--- Start RECORDED INFORMATION ---

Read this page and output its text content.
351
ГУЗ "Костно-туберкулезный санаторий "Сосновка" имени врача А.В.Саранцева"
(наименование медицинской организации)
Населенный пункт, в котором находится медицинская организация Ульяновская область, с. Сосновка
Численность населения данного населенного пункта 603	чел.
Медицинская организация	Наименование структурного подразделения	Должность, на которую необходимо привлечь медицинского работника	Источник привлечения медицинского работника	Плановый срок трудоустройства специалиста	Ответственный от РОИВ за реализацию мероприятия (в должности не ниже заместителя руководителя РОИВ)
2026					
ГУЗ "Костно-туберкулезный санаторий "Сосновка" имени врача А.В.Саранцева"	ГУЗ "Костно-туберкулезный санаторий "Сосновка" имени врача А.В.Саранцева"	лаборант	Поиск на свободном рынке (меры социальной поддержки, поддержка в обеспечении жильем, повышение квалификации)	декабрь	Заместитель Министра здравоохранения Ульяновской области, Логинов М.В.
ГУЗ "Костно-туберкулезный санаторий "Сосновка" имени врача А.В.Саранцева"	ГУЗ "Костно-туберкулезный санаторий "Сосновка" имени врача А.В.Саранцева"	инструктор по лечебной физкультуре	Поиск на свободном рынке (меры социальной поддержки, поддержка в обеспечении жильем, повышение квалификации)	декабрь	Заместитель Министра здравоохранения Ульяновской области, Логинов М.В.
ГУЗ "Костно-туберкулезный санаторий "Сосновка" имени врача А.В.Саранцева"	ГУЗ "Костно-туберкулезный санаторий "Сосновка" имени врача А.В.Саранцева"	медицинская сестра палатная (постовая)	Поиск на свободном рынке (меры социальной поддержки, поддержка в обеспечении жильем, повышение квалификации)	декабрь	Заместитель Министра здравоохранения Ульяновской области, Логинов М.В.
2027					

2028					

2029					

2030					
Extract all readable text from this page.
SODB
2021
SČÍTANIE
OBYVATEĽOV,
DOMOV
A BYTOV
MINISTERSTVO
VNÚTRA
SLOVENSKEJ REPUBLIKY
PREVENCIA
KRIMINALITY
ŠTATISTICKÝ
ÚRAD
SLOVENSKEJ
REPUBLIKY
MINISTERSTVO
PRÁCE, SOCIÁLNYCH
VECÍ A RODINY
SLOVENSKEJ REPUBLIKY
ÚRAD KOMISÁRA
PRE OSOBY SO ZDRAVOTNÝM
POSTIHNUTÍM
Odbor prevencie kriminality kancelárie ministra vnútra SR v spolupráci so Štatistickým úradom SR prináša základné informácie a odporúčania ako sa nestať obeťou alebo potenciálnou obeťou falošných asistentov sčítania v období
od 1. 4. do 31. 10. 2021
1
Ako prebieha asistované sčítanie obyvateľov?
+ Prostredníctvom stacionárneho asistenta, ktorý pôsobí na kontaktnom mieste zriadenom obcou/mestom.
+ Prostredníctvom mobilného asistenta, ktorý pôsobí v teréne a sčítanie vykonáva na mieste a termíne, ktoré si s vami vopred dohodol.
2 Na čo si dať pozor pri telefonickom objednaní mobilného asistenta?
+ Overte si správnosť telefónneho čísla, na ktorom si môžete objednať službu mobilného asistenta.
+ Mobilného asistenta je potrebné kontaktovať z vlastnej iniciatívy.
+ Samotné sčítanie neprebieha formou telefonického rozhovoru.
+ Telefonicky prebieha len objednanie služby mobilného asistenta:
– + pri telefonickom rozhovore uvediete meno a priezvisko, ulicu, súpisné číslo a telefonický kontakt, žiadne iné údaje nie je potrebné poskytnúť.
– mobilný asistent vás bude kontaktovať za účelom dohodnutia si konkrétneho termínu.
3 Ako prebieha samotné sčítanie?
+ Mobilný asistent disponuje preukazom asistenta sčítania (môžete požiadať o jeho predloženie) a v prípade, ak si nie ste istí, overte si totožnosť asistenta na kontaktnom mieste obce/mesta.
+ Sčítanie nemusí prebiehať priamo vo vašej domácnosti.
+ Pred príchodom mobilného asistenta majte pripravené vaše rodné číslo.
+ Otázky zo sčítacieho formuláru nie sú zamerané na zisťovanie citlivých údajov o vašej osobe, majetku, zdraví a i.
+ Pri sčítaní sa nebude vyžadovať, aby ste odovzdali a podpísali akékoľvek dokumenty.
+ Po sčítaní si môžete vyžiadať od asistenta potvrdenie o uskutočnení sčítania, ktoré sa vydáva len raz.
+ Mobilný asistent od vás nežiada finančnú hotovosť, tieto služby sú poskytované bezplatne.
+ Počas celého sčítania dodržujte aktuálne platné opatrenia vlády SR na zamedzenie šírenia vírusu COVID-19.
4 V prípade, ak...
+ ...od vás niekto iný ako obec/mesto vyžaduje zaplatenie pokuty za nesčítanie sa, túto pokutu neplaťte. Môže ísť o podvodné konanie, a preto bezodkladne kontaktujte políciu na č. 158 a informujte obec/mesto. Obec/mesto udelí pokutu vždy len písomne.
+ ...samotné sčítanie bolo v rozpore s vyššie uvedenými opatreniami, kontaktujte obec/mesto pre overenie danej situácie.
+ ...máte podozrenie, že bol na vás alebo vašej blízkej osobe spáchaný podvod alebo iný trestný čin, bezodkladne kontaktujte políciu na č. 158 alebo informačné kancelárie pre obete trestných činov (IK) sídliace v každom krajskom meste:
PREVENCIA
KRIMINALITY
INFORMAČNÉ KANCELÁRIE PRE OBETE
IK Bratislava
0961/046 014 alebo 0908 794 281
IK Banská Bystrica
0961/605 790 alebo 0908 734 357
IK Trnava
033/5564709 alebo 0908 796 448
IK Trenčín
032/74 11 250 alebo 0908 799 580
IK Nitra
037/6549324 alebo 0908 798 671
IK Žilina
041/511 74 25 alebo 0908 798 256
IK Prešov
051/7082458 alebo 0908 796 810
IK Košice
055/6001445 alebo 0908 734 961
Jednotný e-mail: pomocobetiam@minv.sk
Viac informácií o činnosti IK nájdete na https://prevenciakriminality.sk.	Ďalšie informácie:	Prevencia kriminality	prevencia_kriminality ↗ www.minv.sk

--- End RECORDED INFORMATION ---

» **WHAT YOU HAVE TO DO**
Output the records verbatim, from the first line to the last.

» **FINAL RESULT**
Read this page and output its text content.
351
ГУЗ "Костно-туберкулезный санаторий "Сосновка" имени врача А.В.Саранцева"
(наименование медицинской организации)
Населенный пункт, в котором находится медицинская организация Ульяновская область, с. Сосновка
Численность населения данного населенного пункта 603	чел.
Медицинская организация	Наименование структурного подразделения	Должность, на которую необходимо привлечь медицинского работника	Источник привлечения медицинского работника	Плановый срок трудоустройства специалиста	Ответственный от РОИВ за реализацию мероприятия (в должности не ниже заместителя руководителя РОИВ)
2026					
ГУЗ "Костно-туберкулезный санаторий "Сосновка" имени врача А.В.Саранцева"	ГУЗ "Костно-туберкулезный санаторий "Сосновка" имени врача А.В.Саранцева"	лаборант	Поиск на свободном рынке (меры социальной поддержки, поддержка в обеспечении жильем, повышение квалификации)	декабрь	Заместитель Министра здравоохранения Ульяновской области, Логинов М.В.
ГУЗ "Костно-туберкулезный санаторий "Сосновка" имени врача А.В.Саранцева"	ГУЗ "Костно-туберкулезный санаторий "Сосновка" имени врача А.В.Саранцева"	инструктор по лечебной физкультуре	Поиск на свободном рынке (меры социальной поддержки, поддержка в обеспечении жильем, повышение квалификации)	декабрь	Заместитель Министра здравоохранения Ульяновской области, Логинов М.В.
ГУЗ "Костно-туберкулезный санаторий "Сосновка" имени врача А.В.Саранцева"	ГУЗ "Костно-туберкулезный санаторий "Сосновка" имени врача А.В.Саранцева"	медицинская сестра палатная (постовая)	Поиск на свободном рынке (меры социальной поддержки, поддержка в обеспечении жильем, повышение квалификации)	декабрь	Заместитель Министра здравоохранения Ульяновской области, Логинов М.В.
2027					

2028					

2029					

2030					
Extract all readable text from this page.
SODB
2021
SČÍTANIE
OBYVATEĽOV,
DOMOV
A BYTOV
MINISTERSTVO
VNÚTRA
SLOVENSKEJ REPUBLIKY
PREVENCIA
KRIMINALITY
ŠTATISTICKÝ
ÚRAD
SLOVENSKEJ
REPUBLIKY
MINISTERSTVO
PRÁCE, SOCIÁLNYCH
VECÍ A RODINY
SLOVENSKEJ REPUBLIKY
ÚRAD KOMISÁRA
PRE OSOBY SO ZDRAVOTNÝM
POSTIHNUTÍM
Odbor prevencie kriminality kancelárie ministra vnútra SR v spolupráci so Štatistickým úradom SR prináša základné informácie a odporúčania ako sa nestať obeťou alebo potenciálnou obeťou falošných asistentov sčítania v období
od 1. 4. do 31. 10. 2021
1
Ako prebieha asistované sčítanie obyvateľov?
+ Prostredníctvom stacionárneho asistenta, ktorý pôsobí na kontaktnom mieste zriadenom obcou/mestom.
+ Prostredníctvom mobilného asistenta, ktorý pôsobí v teréne a sčítanie vykonáva na mieste a termíne, ktoré si s vami vopred dohodol.
2 Na čo si dať pozor pri telefonickom objednaní mobilného asistenta?
+ Overte si správnosť telefónneho čísla, na ktorom si môžete objednať službu mobilného asistenta.
+ Mobilného asistenta je potrebné kontaktovať z vlastnej iniciatívy.
+ Samotné sčítanie neprebieha formou telefonického rozhovoru.
+ Telefonicky prebieha len objednanie služby mobilného asistenta:
– + pri telefonickom rozhovore uvediete meno a priezvisko, ulicu, súpisné číslo a telefonický kontakt, žiadne iné údaje nie je potrebné poskytnúť.
– mobilný asistent vás bude kontaktovať za účelom dohodnutia si konkrétneho termínu.
3 Ako prebieha samotné sčítanie?
+ Mobilný asistent disponuje preukazom asistenta sčítania (môžete požiadať o jeho predloženie) a v prípade, ak si nie ste istí, overte si totožnosť asistenta na kontaktnom mieste obce/mesta.
+ Sčítanie nemusí prebiehať priamo vo vašej domácnosti.
+ Pred príchodom mobilného asistenta majte pripravené vaše rodné číslo.
+ Otázky zo sčítacieho formuláru nie sú zamerané na zisťovanie citlivých údajov o vašej osobe, majetku, zdraví a i.
+ Pri sčítaní sa nebude vyžadovať, aby ste odovzdali a podpísali akékoľvek dokumenty.
+ Po sčítaní si môžete vyžiadať od asistenta potvrdenie o uskutočnení sčítania, ktoré sa vydáva len raz.
+ Mobilný asistent od vás nežiada finančnú hotovosť, tieto služby sú poskytované bezplatne.
+ Počas celého sčítania dodržujte aktuálne platné opatrenia vlády SR na zamedzenie šírenia vírusu COVID-19.
4 V prípade, ak...
+ ...od vás niekto iný ako obec/mesto vyžaduje zaplatenie pokuty za nesčítanie sa, túto pokutu neplaťte. Môže ísť o podvodné konanie, a preto bezodkladne kontaktujte políciu na č. 158 a informujte obec/mesto. Obec/mesto udelí pokutu vždy len písomne.
+ ...samotné sčítanie bolo v rozpore s vyššie uvedenými opatreniami, kontaktujte obec/mesto pre overenie danej situácie.
+ ...máte podozrenie, že bol na vás alebo vašej blízkej osobe spáchaný podvod alebo iný trestný čin, bezodkladne kontaktujte políciu na č. 158 alebo informačné kancelárie pre obete trestných činov (IK) sídliace v každom krajskom meste:
PREVENCIA
KRIMINALITY
INFORMAČNÉ KANCELÁRIE PRE OBETE
IK Bratislava
0961/046 014 alebo 0908 794 281
IK Banská Bystrica
0961/605 790 alebo 0908 734 357
IK Trnava
033/5564709 alebo 0908 796 448
IK Trenčín
032/74 11 250 alebo 0908 799 580
IK Nitra
037/6549324 alebo 0908 798 671
IK Žilina
041/511 74 25 alebo 0908 798 256
IK Prešov
051/7082458 alebo 0908 796 810
IK Košice
055/6001445 alebo 0908 734 961
Jednotný e-mail: pomocobetiam@minv.sk
Viac informácií o činnosti IK nájdete na https://prevenciakriminality.sk.	Ďalšie informácie:	Prevencia kriminality	prevencia_kriminality ↗ www.minv.sk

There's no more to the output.